Task to complete
Repeat the records below word for word, but start at the line that contains "Output the text content of this document.", stop after the last line, and include nothing else.

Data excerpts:

--- --- ---

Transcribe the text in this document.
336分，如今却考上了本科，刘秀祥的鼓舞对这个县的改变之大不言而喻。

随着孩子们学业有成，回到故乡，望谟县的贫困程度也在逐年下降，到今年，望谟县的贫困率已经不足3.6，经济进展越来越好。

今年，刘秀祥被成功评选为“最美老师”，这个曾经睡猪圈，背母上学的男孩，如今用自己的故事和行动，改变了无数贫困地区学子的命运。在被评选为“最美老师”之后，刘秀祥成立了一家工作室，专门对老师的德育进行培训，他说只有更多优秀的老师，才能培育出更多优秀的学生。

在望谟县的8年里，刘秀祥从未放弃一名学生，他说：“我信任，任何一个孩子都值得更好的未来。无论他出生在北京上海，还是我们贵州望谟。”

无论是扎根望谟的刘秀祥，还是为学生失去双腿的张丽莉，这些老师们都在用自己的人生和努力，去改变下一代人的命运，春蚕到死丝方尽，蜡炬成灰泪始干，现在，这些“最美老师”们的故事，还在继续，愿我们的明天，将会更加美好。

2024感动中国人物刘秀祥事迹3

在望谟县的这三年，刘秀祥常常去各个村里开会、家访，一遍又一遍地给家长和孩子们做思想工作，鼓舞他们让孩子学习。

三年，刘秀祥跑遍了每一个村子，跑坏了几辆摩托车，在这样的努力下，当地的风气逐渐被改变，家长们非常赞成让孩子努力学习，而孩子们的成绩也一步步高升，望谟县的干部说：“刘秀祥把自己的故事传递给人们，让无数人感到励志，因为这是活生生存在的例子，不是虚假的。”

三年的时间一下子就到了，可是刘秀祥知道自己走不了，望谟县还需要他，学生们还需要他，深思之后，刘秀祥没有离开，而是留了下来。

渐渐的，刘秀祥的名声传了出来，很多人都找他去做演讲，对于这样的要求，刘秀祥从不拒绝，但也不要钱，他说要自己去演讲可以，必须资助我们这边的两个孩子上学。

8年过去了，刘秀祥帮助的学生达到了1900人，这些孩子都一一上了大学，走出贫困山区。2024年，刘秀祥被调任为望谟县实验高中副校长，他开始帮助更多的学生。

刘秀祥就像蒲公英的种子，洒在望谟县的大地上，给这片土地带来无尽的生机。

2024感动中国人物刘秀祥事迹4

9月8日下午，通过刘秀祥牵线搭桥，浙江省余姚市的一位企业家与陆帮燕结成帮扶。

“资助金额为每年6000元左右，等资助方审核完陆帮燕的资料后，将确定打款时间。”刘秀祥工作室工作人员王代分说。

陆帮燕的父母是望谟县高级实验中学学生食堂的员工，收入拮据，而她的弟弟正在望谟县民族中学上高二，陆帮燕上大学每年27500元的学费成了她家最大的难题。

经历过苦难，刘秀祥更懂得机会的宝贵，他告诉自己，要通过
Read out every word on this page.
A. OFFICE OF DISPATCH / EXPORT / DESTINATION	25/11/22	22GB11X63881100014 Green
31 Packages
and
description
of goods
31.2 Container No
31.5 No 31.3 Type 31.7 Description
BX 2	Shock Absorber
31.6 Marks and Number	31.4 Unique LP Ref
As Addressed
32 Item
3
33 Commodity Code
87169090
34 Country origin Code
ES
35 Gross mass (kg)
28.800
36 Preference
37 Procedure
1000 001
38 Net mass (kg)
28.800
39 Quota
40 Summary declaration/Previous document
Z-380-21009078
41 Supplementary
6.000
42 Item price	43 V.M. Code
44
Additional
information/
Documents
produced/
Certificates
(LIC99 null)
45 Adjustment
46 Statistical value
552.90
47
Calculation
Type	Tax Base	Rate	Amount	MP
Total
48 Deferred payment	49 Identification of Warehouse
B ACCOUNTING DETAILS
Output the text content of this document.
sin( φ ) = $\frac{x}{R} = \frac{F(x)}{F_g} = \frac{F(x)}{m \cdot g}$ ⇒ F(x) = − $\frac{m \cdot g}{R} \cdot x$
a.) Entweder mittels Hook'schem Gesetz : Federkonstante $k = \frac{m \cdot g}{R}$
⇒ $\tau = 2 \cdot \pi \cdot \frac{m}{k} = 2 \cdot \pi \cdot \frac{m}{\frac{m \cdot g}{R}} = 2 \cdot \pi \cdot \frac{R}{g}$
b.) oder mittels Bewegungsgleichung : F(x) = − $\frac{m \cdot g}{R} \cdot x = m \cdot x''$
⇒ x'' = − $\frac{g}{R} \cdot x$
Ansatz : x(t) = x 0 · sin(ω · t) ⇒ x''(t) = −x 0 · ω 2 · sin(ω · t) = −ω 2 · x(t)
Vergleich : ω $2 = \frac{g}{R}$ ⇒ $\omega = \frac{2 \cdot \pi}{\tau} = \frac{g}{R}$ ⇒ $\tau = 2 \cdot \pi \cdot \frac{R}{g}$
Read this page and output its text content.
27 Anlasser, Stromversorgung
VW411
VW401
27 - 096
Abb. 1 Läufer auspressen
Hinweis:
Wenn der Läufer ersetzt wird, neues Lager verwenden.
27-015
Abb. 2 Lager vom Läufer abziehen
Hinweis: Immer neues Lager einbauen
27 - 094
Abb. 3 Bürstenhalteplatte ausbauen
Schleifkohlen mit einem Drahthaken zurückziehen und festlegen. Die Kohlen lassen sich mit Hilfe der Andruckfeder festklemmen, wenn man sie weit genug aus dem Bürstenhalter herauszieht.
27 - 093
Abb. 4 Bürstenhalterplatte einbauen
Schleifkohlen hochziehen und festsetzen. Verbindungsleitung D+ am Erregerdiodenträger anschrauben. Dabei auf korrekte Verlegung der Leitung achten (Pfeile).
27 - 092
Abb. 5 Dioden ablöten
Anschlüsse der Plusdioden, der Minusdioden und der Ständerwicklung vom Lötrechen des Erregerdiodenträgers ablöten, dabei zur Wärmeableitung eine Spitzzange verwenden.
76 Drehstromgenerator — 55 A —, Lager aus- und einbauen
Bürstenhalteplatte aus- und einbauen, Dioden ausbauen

--- --- ---

Answer to the exercise
Output the text content of this document.
sin( φ ) = $\frac{x}{R} = \frac{F(x)}{F_g} = \frac{F(x)}{m \cdot g}$ ⇒ F(x) = − $\frac{m \cdot g}{R} \cdot x$
a.) Entweder mittels Hook'schem Gesetz : Federkonstante $k = \frac{m \cdot g}{R}$
⇒ $\tau = 2 \cdot \pi \cdot \frac{m}{k} = 2 \cdot \pi \cdot \frac{m}{\frac{m \cdot g}{R}} = 2 \cdot \pi \cdot \frac{R}{g}$
b.) oder mittels Bewegungsgleichung : F(x) = − $\frac{m \cdot g}{R} \cdot x = m \cdot x''$
⇒ x'' = − $\frac{g}{R} \cdot x$
Ansatz : x(t) = x 0 · sin(ω · t) ⇒ x''(t) = −x 0 · ω 2 · sin(ω · t) = −ω 2 · x(t)
Vergleich : ω $2 = \frac{g}{R}$ ⇒ $\omega = \frac{2 \cdot \pi}{\tau} = \frac{g}{R}$ ⇒ $\tau = 2 \cdot \pi \cdot \frac{R}{g}$
Read this page and output its text content.
27 Anlasser, Stromversorgung
VW411
VW401
27 - 096
Abb. 1 Läufer auspressen
Hinweis:
Wenn der Läufer ersetzt wird, neues Lager verwenden.
27-015
Abb. 2 Lager vom Läufer abziehen
Hinweis: Immer neues Lager einbauen
27 - 094
Abb. 3 Bürstenhalteplatte ausbauen
Schleifkohlen mit einem Drahthaken zurückziehen und festlegen. Die Kohlen lassen sich mit Hilfe der Andruckfeder festklemmen, wenn man sie weit genug aus dem Bürstenhalter herauszieht.
27 - 093
Abb. 4 Bürstenhalterplatte einbauen
Schleifkohlen hochziehen und festsetzen. Verbindungsleitung D+ am Erregerdiodenträger anschrauben. Dabei auf korrekte Verlegung der Leitung achten (Pfeile).
27 - 092
Abb. 5 Dioden ablöten
Anschlüsse der Plusdioden, der Minusdioden und der Ständerwicklung vom Lötrechen des Erregerdiodenträgers ablöten, dabei zur Wärmeableitung eine Spitzzange verwenden.
76 Drehstromgenerator — 55 A —, Lager aus- und einbauen
Bürstenhalteplatte aus- und einbauen, Dioden ausbauen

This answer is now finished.